▶ [TASK INSTRUCTIONS]: Quote every line below exactly as it reads.
[start DATA TO PROCESS]
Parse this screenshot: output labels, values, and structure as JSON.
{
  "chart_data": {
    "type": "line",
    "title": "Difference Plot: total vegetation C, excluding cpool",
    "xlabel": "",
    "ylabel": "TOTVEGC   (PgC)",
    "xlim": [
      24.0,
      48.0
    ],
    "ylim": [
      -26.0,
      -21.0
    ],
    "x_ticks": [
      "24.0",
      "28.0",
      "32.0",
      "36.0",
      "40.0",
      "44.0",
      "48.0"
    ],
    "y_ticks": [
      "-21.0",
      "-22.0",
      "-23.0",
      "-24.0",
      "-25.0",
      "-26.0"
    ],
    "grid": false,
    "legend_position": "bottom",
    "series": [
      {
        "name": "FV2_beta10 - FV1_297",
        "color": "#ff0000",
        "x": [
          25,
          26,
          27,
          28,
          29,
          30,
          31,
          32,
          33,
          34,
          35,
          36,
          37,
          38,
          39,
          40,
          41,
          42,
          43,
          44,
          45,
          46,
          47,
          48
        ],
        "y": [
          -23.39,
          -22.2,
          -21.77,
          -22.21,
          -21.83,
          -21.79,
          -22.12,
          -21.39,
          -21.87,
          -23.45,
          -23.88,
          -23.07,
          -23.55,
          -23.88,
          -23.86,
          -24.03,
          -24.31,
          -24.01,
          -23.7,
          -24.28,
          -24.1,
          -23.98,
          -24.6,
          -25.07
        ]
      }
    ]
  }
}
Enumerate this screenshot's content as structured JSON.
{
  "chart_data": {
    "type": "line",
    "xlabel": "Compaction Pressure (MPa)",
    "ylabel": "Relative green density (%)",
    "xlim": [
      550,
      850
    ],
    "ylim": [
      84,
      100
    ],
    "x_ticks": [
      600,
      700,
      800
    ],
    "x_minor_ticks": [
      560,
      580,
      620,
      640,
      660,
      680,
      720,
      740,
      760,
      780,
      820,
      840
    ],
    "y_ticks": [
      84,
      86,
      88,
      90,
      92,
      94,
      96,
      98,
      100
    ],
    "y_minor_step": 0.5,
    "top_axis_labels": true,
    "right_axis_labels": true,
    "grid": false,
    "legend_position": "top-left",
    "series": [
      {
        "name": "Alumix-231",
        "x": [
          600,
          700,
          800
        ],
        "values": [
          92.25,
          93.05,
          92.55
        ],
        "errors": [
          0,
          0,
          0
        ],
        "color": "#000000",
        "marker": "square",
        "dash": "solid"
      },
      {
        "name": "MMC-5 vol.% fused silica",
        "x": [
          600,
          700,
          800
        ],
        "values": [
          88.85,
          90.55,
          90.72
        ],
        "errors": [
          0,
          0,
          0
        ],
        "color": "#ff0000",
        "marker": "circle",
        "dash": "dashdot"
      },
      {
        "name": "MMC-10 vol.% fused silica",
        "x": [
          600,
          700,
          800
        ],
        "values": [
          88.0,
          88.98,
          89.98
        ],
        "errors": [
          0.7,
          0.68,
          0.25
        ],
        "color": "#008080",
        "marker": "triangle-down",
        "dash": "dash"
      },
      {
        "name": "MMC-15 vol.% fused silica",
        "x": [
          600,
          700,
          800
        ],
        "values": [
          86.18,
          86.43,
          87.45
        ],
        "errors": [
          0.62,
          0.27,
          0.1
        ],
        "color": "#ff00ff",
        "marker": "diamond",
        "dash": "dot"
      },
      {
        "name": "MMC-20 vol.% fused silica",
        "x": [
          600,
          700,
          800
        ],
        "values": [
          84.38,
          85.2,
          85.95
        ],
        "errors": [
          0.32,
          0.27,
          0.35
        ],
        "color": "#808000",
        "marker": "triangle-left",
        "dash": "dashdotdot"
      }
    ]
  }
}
[end DATA TO PROCESS]
▶ [TASK SOLUTION]:
Parse this screenshot: output labels, values, and structure as JSON.
{
  "chart_data": {
    "type": "line",
    "title": "Difference Plot: total vegetation C, excluding cpool",
    "xlabel": "",
    "ylabel": "TOTVEGC   (PgC)",
    "xlim": [
      24.0,
      48.0
    ],
    "ylim": [
      -26.0,
      -21.0
    ],
    "x_ticks": [
      "24.0",
      "28.0",
      "32.0",
      "36.0",
      "40.0",
      "44.0",
      "48.0"
    ],
    "y_ticks": [
      "-21.0",
      "-22.0",
      "-23.0",
      "-24.0",
      "-25.0",
      "-26.0"
    ],
    "grid": false,
    "legend_position": "bottom",
    "series": [
      {
        "name": "FV2_beta10 - FV1_297",
        "color": "#ff0000",
        "x": [
          25,
          26,
          27,
          28,
          29,
          30,
          31,
          32,
          33,
          34,
          35,
          36,
          37,
          38,
          39,
          40,
          41,
          42,
          43,
          44,
          45,
          46,
          47,
          48
        ],
        "y": [
          -23.39,
          -22.2,
          -21.77,
          -22.21,
          -21.83,
          -21.79,
          -22.12,
          -21.39,
          -21.87,
          -23.45,
          -23.88,
          -23.07,
          -23.55,
          -23.88,
          -23.86,
          -24.03,
          -24.31,
          -24.01,
          -23.7,
          -24.28,
          -24.1,
          -23.98,
          -24.6,
          -25.07
        ]
      }
    ]
  }
}
Enumerate this screenshot's content as structured JSON.
{
  "chart_data": {
    "type": "line",
    "xlabel": "Compaction Pressure (MPa)",
    "ylabel": "Relative green density (%)",
    "xlim": [
      550,
      850
    ],
    "ylim": [
      84,
      100
    ],
    "x_ticks": [
      600,
      700,
      800
    ],
    "x_minor_ticks": [
      560,
      580,
      620,
      640,
      660,
      680,
      720,
      740,
      760,
      780,
      820,
      840
    ],
    "y_ticks": [
      84,
      86,
      88,
      90,
      92,
      94,
      96,
      98,
      100
    ],
    "y_minor_step": 0.5,
    "top_axis_labels": true,
    "right_axis_labels": true,
    "grid": false,
    "legend_position": "top-left",
    "series": [
      {
        "name": "Alumix-231",
        "x": [
          600,
          700,
          800
        ],
        "values": [
          92.25,
          93.05,
          92.55
        ],
        "errors": [
          0,
          0,
          0
        ],
        "color": "#000000",
        "marker": "square",
        "dash": "solid"
      },
      {
        "name": "MMC-5 vol.% fused silica",
        "x": [
          600,
          700,
          800
        ],
        "values": [
          88.85,
          90.55,
          90.72
        ],
        "errors": [
          0,
          0,
          0
        ],
        "color": "#ff0000",
        "marker": "circle",
        "dash": "dashdot"
      },
      {
        "name": "MMC-10 vol.% fused silica",
        "x": [
          600,
          700,
          800
        ],
        "values": [
          88.0,
          88.98,
          89.98
        ],
        "errors": [
          0.7,
          0.68,
          0.25
        ],
        "color": "#008080",
        "marker": "triangle-down",
        "dash": "dash"
      },
      {
        "name": "MMC-15 vol.% fused silica",
        "x": [
          600,
          700,
          800
        ],
        "values": [
          86.18,
          86.43,
          87.45
        ],
        "errors": [
          0.62,
          0.27,
          0.1
        ],
        "color": "#ff00ff",
        "marker": "diamond",
        "dash": "dot"
      },
      {
        "name": "MMC-20 vol.% fused silica",
        "x": [
          600,
          700,
          800
        ],
        "values": [
          84.38,
          85.2,
          85.95
        ],
        "errors": [
          0.32,
          0.27,
          0.35
        ],
        "color": "#808000",
        "marker": "triangle-left",
        "dash": "dashdotdot"
      }
    ]
  }
}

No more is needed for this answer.